## Do this
Print the data exactly as it is given, please.
* start Input material *
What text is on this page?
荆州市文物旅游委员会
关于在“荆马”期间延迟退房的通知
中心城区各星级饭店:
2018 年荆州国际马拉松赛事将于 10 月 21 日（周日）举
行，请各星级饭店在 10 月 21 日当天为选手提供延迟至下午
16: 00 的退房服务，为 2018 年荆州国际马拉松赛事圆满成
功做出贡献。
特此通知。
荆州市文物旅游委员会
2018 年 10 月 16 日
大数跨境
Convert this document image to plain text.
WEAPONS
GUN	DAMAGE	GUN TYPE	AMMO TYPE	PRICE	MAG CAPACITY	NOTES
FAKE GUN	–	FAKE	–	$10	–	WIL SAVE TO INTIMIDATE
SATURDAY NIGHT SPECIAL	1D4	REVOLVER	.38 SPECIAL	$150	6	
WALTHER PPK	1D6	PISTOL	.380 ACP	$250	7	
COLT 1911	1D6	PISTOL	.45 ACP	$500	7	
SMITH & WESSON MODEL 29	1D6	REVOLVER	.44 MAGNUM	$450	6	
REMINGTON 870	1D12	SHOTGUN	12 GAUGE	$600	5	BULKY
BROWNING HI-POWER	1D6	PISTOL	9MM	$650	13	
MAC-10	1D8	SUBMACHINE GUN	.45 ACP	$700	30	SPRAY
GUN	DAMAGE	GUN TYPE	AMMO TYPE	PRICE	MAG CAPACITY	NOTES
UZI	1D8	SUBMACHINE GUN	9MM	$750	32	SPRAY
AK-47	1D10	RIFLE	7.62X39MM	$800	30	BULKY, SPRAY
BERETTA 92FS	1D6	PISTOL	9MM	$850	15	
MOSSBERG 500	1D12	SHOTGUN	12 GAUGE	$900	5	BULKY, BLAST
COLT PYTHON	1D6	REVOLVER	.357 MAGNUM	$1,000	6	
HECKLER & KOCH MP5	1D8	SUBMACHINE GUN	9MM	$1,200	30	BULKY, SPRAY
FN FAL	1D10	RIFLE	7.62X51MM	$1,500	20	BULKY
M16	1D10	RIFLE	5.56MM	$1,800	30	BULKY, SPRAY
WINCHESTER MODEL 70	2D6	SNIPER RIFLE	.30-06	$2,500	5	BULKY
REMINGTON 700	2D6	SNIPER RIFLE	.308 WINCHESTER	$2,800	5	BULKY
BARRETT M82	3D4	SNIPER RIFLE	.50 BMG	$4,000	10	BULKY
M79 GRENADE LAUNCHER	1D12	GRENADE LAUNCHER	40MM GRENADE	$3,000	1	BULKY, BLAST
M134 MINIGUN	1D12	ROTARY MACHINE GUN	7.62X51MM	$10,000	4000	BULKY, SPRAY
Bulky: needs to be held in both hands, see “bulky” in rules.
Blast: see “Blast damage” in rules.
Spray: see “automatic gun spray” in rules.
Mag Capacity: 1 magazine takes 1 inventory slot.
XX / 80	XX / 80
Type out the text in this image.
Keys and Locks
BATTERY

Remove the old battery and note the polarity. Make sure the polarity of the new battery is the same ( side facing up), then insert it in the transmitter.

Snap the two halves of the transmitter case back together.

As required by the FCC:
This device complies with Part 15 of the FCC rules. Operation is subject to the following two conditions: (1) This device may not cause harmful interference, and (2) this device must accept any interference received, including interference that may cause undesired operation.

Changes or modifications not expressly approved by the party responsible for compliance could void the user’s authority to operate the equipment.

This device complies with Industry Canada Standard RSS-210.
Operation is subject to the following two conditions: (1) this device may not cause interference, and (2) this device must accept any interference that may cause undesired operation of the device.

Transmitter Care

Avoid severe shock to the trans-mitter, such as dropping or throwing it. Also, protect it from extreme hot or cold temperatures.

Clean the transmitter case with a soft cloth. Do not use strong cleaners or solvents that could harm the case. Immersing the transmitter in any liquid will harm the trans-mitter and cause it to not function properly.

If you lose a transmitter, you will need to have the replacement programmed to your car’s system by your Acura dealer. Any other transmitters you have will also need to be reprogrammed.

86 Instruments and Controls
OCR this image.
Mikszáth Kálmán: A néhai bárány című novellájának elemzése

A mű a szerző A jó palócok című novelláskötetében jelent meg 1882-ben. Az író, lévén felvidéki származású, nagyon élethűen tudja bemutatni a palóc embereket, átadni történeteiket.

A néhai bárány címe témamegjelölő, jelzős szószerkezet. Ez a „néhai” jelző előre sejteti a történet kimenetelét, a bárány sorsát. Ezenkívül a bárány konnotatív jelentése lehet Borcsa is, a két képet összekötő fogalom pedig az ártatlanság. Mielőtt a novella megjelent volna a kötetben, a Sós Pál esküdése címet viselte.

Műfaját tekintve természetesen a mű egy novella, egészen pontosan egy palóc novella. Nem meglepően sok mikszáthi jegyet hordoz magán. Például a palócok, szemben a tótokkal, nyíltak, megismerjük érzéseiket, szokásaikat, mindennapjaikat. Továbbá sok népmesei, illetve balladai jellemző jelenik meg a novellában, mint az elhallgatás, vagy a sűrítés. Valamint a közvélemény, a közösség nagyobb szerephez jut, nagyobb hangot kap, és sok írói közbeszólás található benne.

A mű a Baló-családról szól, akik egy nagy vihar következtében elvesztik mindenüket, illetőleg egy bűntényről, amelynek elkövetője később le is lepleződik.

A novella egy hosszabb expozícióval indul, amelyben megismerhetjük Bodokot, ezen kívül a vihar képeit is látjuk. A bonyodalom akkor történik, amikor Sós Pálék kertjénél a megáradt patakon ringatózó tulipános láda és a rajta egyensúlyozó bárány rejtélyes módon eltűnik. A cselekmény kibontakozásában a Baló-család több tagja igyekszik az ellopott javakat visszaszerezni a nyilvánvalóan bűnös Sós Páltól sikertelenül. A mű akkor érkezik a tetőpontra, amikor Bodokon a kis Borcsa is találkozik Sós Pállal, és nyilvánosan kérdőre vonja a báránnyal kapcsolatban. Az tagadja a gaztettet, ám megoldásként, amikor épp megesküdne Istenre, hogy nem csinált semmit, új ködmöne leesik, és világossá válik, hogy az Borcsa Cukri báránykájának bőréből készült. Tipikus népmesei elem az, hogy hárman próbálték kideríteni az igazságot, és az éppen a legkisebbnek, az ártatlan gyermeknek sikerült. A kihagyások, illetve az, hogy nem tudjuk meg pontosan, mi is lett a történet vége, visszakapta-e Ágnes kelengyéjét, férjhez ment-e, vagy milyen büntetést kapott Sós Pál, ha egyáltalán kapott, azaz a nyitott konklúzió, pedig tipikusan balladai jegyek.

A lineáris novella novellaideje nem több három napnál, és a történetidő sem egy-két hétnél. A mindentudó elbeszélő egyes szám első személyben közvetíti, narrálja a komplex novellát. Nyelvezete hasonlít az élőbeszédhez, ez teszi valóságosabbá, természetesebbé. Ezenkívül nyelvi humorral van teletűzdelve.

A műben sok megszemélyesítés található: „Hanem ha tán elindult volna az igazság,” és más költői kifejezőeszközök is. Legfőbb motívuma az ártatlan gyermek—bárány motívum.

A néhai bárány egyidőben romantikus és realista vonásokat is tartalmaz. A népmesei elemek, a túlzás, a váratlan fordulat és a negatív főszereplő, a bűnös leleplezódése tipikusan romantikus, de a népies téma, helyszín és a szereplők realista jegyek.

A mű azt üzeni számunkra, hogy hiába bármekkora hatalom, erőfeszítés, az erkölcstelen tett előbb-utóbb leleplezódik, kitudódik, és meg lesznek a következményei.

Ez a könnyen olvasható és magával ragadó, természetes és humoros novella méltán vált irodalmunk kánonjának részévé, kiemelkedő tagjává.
* end Input material *
## The solution
What text is on this page?
荆州市文物旅游委员会
关于在“荆马”期间延迟退房的通知
中心城区各星级饭店:
2018 年荆州国际马拉松赛事将于 10 月 21 日（周日）举
行，请各星级饭店在 10 月 21 日当天为选手提供延迟至下午
16: 00 的退房服务，为 2018 年荆州国际马拉松赛事圆满成
功做出贡献。
特此通知。
荆州市文物旅游委员会
2018 年 10 月 16 日
大数跨境
Convert this document image to plain text.
WEAPONS
GUN	DAMAGE	GUN TYPE	AMMO TYPE	PRICE	MAG CAPACITY	NOTES
FAKE GUN	–	FAKE	–	$10	–	WIL SAVE TO INTIMIDATE
SATURDAY NIGHT SPECIAL	1D4	REVOLVER	.38 SPECIAL	$150	6	
WALTHER PPK	1D6	PISTOL	.380 ACP	$250	7	
COLT 1911	1D6	PISTOL	.45 ACP	$500	7	
SMITH & WESSON MODEL 29	1D6	REVOLVER	.44 MAGNUM	$450	6	
REMINGTON 870	1D12	SHOTGUN	12 GAUGE	$600	5	BULKY
BROWNING HI-POWER	1D6	PISTOL	9MM	$650	13	
MAC-10	1D8	SUBMACHINE GUN	.45 ACP	$700	30	SPRAY
GUN	DAMAGE	GUN TYPE	AMMO TYPE	PRICE	MAG CAPACITY	NOTES
UZI	1D8	SUBMACHINE GUN	9MM	$750	32	SPRAY
AK-47	1D10	RIFLE	7.62X39MM	$800	30	BULKY, SPRAY
BERETTA 92FS	1D6	PISTOL	9MM	$850	15	
MOSSBERG 500	1D12	SHOTGUN	12 GAUGE	$900	5	BULKY, BLAST
COLT PYTHON	1D6	REVOLVER	.357 MAGNUM	$1,000	6	
HECKLER & KOCH MP5	1D8	SUBMACHINE GUN	9MM	$1,200	30	BULKY, SPRAY
FN FAL	1D10	RIFLE	7.62X51MM	$1,500	20	BULKY
M16	1D10	RIFLE	5.56MM	$1,800	30	BULKY, SPRAY
WINCHESTER MODEL 70	2D6	SNIPER RIFLE	.30-06	$2,500	5	BULKY
REMINGTON 700	2D6	SNIPER RIFLE	.308 WINCHESTER	$2,800	5	BULKY
BARRETT M82	3D4	SNIPER RIFLE	.50 BMG	$4,000	10	BULKY
M79 GRENADE LAUNCHER	1D12	GRENADE LAUNCHER	40MM GRENADE	$3,000	1	BULKY, BLAST
M134 MINIGUN	1D12	ROTARY MACHINE GUN	7.62X51MM	$10,000	4000	BULKY, SPRAY
Bulky: needs to be held in both hands, see “bulky” in rules.
Blast: see “Blast damage” in rules.
Spray: see “automatic gun spray” in rules.
Mag Capacity: 1 magazine takes 1 inventory slot.
XX / 80	XX / 80
Type out the text in this image.
Keys and Locks
BATTERY

Remove the old battery and note the polarity. Make sure the polarity of the new battery is the same ( side facing up), then insert it in the transmitter.

Snap the two halves of the transmitter case back together.

As required by the FCC:
This device complies with Part 15 of the FCC rules. Operation is subject to the following two conditions: (1) This device may not cause harmful interference, and (2) this device must accept any interference received, including interference that may cause undesired operation.

Changes or modifications not expressly approved by the party responsible for compliance could void the user’s authority to operate the equipment.

This device complies with Industry Canada Standard RSS-210.
Operation is subject to the following two conditions: (1) this device may not cause interference, and (2) this device must accept any interference that may cause undesired operation of the device.

Transmitter Care

Avoid severe shock to the trans-mitter, such as dropping or throwing it. Also, protect it from extreme hot or cold temperatures.

Clean the transmitter case with a soft cloth. Do not use strong cleaners or solvents that could harm the case. Immersing the transmitter in any liquid will harm the trans-mitter and cause it to not function properly.

If you lose a transmitter, you will need to have the replacement programmed to your car’s system by your Acura dealer. Any other transmitters you have will also need to be reprogrammed.

86 Instruments and Controls
OCR this image.
Mikszáth Kálmán: A néhai bárány című novellájának elemzése

A mű a szerző A jó palócok című novelláskötetében jelent meg 1882-ben. Az író, lévén felvidéki származású, nagyon élethűen tudja bemutatni a palóc embereket, átadni történeteiket.

A néhai bárány címe témamegjelölő, jelzős szószerkezet. Ez a „néhai” jelző előre sejteti a történet kimenetelét, a bárány sorsát. Ezenkívül a bárány konnotatív jelentése lehet Borcsa is, a két képet összekötő fogalom pedig az ártatlanság. Mielőtt a novella megjelent volna a kötetben, a Sós Pál esküdése címet viselte.

Műfaját tekintve természetesen a mű egy novella, egészen pontosan egy palóc novella. Nem meglepően sok mikszáthi jegyet hordoz magán. Például a palócok, szemben a tótokkal, nyíltak, megismerjük érzéseiket, szokásaikat, mindennapjaikat. Továbbá sok népmesei, illetve balladai jellemző jelenik meg a novellában, mint az elhallgatás, vagy a sűrítés. Valamint a közvélemény, a közösség nagyobb szerephez jut, nagyobb hangot kap, és sok írói közbeszólás található benne.

A mű a Baló-családról szól, akik egy nagy vihar következtében elvesztik mindenüket, illetőleg egy bűntényről, amelynek elkövetője később le is lepleződik.

A novella egy hosszabb expozícióval indul, amelyben megismerhetjük Bodokot, ezen kívül a vihar képeit is látjuk. A bonyodalom akkor történik, amikor Sós Pálék kertjénél a megáradt patakon ringatózó tulipános láda és a rajta egyensúlyozó bárány rejtélyes módon eltűnik. A cselekmény kibontakozásában a Baló-család több tagja igyekszik az ellopott javakat visszaszerezni a nyilvánvalóan bűnös Sós Páltól sikertelenül. A mű akkor érkezik a tetőpontra, amikor Bodokon a kis Borcsa is találkozik Sós Pállal, és nyilvánosan kérdőre vonja a báránnyal kapcsolatban. Az tagadja a gaztettet, ám megoldásként, amikor épp megesküdne Istenre, hogy nem csinált semmit, új ködmöne leesik, és világossá válik, hogy az Borcsa Cukri báránykájának bőréből készült. Tipikus népmesei elem az, hogy hárman próbálték kideríteni az igazságot, és az éppen a legkisebbnek, az ártatlan gyermeknek sikerült. A kihagyások, illetve az, hogy nem tudjuk meg pontosan, mi is lett a történet vége, visszakapta-e Ágnes kelengyéjét, férjhez ment-e, vagy milyen büntetést kapott Sós Pál, ha egyáltalán kapott, azaz a nyitott konklúzió, pedig tipikusan balladai jegyek.

A lineáris novella novellaideje nem több három napnál, és a történetidő sem egy-két hétnél. A mindentudó elbeszélő egyes szám első személyben közvetíti, narrálja a komplex novellát. Nyelvezete hasonlít az élőbeszédhez, ez teszi valóságosabbá, természetesebbé. Ezenkívül nyelvi humorral van teletűzdelve.

A műben sok megszemélyesítés található: „Hanem ha tán elindult volna az igazság,” és más költői kifejezőeszközök is. Legfőbb motívuma az ártatlan gyermek—bárány motívum.

A néhai bárány egyidőben romantikus és realista vonásokat is tartalmaz. A népmesei elemek, a túlzás, a váratlan fordulat és a negatív főszereplő, a bűnös leleplezódése tipikusan romantikus, de a népies téma, helyszín és a szereplők realista jegyek.

A mű azt üzeni számunkra, hogy hiába bármekkora hatalom, erőfeszítés, az erkölcstelen tett előbb-utóbb leleplezódik, kitudódik, és meg lesznek a következményei.

Ez a könnyen olvasható és magával ragadó, természetes és humoros novella méltán vált irodalmunk kánonjának részévé, kiemelkedő tagjává.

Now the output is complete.